# Problem description
Looking at the listing, state how many of its lines contain the string "this". Write only the number.

>> BEGIN Dataset

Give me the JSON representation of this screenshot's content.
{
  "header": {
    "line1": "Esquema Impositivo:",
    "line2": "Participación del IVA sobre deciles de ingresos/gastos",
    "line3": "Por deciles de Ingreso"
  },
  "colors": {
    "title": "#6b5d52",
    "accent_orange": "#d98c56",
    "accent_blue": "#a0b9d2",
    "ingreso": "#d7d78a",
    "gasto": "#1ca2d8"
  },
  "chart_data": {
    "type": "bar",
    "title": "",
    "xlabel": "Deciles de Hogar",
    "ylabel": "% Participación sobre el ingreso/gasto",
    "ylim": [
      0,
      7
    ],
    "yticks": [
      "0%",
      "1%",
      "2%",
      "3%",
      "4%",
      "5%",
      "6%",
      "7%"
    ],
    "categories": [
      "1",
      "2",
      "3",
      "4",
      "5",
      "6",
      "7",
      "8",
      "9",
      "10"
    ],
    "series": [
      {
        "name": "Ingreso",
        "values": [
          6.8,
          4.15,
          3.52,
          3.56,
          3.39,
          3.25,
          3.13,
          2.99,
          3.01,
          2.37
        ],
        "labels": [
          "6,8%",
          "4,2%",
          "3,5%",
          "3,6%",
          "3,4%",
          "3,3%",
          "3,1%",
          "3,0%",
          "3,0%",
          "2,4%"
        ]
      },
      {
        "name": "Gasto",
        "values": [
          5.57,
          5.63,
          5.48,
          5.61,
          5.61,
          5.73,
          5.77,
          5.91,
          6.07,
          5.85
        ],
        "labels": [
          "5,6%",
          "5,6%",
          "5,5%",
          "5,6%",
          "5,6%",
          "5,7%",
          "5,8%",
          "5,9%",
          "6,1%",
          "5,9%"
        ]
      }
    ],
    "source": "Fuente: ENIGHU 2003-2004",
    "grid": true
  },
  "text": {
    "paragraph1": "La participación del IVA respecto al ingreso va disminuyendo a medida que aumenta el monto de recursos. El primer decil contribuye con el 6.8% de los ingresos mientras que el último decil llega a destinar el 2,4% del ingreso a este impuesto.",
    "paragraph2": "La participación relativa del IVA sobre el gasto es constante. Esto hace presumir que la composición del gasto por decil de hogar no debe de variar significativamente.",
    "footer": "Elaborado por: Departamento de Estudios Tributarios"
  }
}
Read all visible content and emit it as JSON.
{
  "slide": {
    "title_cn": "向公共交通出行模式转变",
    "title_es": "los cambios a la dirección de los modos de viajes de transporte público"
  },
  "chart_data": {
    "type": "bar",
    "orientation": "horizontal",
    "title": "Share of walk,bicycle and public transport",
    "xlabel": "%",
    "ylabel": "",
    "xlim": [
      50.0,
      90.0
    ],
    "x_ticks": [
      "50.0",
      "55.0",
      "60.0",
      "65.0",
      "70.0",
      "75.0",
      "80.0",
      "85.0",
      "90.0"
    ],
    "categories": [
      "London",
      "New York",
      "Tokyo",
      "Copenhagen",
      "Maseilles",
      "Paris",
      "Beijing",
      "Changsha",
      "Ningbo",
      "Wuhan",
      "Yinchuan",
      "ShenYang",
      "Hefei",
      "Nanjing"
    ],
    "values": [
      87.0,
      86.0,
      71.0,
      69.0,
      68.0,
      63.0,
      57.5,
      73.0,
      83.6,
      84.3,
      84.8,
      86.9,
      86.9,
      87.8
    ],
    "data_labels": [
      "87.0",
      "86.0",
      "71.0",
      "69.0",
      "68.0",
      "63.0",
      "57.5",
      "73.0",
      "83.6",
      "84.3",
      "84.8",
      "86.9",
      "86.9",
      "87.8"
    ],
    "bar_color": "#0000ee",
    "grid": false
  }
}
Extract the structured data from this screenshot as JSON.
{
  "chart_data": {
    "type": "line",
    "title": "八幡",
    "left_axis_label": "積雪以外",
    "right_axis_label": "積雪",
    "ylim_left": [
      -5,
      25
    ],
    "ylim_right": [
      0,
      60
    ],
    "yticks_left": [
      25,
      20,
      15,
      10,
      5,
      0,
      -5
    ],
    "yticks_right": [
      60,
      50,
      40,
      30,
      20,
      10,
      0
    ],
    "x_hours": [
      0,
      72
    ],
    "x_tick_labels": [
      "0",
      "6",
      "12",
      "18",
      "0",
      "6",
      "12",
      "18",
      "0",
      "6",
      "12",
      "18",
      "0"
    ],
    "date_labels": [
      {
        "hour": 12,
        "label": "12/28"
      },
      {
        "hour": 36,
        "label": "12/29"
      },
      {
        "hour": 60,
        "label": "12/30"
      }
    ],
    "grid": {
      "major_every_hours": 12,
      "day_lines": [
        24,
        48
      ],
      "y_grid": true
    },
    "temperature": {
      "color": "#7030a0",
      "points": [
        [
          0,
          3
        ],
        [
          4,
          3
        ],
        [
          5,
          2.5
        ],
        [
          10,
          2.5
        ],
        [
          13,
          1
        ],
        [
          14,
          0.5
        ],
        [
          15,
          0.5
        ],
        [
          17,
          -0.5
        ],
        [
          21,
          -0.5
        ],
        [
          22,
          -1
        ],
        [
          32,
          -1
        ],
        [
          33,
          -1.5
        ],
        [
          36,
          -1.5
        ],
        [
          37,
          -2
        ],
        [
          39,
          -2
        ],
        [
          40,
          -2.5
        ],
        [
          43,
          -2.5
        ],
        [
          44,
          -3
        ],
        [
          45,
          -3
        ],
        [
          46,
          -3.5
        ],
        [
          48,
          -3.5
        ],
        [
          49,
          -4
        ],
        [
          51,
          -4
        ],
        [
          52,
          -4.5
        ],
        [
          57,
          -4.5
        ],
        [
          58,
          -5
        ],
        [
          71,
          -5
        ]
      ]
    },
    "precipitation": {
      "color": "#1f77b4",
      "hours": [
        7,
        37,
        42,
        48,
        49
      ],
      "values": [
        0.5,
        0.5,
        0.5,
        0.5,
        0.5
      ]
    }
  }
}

>> END Dataset

# Answer to the task
2